:: WHAT THE TASK REQUIRES ::
Exclude images, then output the remaining data verbatim.

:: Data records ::
..............................
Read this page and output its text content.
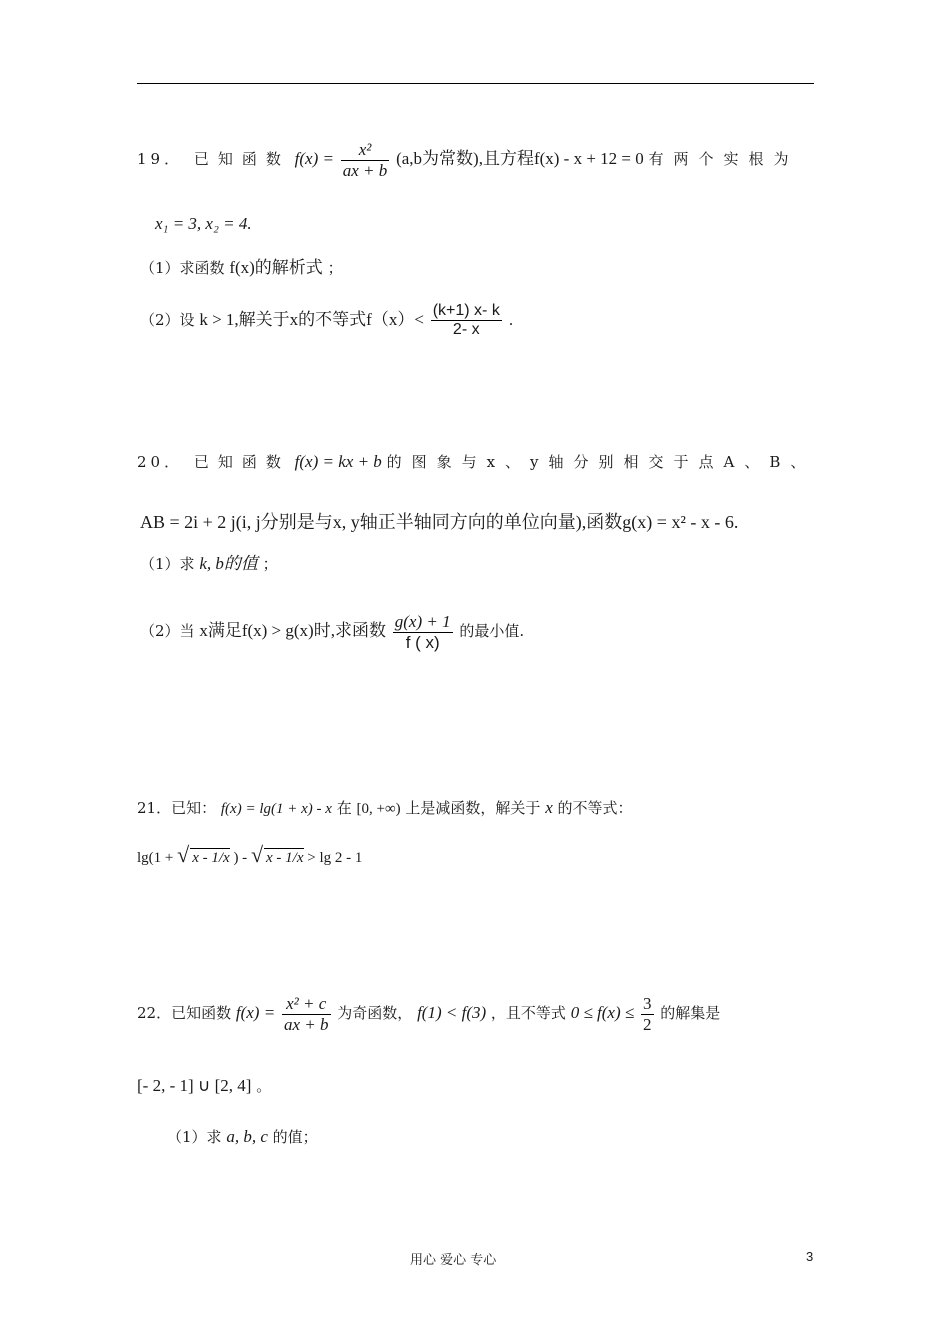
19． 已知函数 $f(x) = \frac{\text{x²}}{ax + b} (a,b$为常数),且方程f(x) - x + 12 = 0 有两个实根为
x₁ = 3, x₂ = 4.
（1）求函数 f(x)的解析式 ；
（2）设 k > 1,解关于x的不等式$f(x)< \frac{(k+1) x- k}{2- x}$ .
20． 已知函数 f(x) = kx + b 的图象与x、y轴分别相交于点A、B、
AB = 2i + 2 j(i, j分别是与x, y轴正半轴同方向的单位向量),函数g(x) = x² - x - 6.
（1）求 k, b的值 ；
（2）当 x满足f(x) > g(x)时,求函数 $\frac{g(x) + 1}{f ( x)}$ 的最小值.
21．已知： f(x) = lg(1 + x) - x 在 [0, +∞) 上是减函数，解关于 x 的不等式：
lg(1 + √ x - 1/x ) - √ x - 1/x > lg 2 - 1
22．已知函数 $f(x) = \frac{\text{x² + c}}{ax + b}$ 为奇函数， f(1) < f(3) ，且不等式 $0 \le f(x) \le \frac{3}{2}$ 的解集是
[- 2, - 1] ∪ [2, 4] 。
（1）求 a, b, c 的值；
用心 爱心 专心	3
..............................
:: SOLUTION ::
Read this page and output its text content.
19． 已知函数 $f(x) = \frac{\text{x²}}{ax + b} (a,b$为常数),且方程f(x) - x + 12 = 0 有两个实根为
x₁ = 3, x₂ = 4.
（1）求函数 f(x)的解析式 ；
（2）设 k > 1,解关于x的不等式$f(x)< \frac{(k+1) x- k}{2- x}$ .
20． 已知函数 f(x) = kx + b 的图象与x、y轴分别相交于点A、B、
AB = 2i + 2 j(i, j分别是与x, y轴正半轴同方向的单位向量),函数g(x) = x² - x - 6.
（1）求 k, b的值 ；
（2）当 x满足f(x) > g(x)时,求函数 $\frac{g(x) + 1}{f ( x)}$ 的最小值.
21．已知： f(x) = lg(1 + x) - x 在 [0, +∞) 上是减函数，解关于 x 的不等式：
lg(1 + √ x - 1/x ) - √ x - 1/x > lg 2 - 1
22．已知函数 $f(x) = \frac{\text{x² + c}}{ax + b}$ 为奇函数， f(1) < f(3) ，且不等式 $0 \le f(x) \le \frac{3}{2}$ 的解集是
[- 2, - 1] ∪ [2, 4] 。
（1）求 a, b, c 的值；
用心 爱心 专心	3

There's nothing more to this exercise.